## BEGIN MATERIAL SUPPLIED
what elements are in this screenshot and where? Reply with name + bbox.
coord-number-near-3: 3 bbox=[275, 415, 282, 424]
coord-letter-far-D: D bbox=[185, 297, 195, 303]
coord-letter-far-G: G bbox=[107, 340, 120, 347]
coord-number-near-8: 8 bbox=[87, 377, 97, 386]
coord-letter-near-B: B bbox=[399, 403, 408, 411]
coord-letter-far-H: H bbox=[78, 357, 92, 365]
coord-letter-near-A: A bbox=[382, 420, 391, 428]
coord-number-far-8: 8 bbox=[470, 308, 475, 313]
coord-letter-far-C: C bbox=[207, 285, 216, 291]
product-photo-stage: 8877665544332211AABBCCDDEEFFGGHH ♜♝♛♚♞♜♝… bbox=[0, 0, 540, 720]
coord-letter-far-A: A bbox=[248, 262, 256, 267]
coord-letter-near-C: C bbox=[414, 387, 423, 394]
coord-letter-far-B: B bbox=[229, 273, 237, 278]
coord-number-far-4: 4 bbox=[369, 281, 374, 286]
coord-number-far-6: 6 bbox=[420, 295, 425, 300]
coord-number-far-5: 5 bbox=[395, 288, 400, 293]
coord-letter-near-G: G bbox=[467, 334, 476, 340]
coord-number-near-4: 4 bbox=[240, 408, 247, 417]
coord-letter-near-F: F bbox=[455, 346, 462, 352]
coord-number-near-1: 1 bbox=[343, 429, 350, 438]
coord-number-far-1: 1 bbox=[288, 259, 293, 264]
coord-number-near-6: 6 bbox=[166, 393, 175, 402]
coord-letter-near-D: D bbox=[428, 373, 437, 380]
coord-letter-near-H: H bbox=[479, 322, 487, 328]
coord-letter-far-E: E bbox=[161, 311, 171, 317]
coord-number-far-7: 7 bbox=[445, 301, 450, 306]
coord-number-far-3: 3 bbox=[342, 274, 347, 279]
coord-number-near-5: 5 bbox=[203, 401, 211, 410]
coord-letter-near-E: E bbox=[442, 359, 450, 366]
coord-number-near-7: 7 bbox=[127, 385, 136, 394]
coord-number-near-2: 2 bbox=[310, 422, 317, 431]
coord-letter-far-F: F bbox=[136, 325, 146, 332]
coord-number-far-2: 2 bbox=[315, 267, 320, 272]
## END MATERIAL SUPPLIED
GOAL: Count the lines above that contain the word "where". Reply with the number alone.

TASK RESULT: 1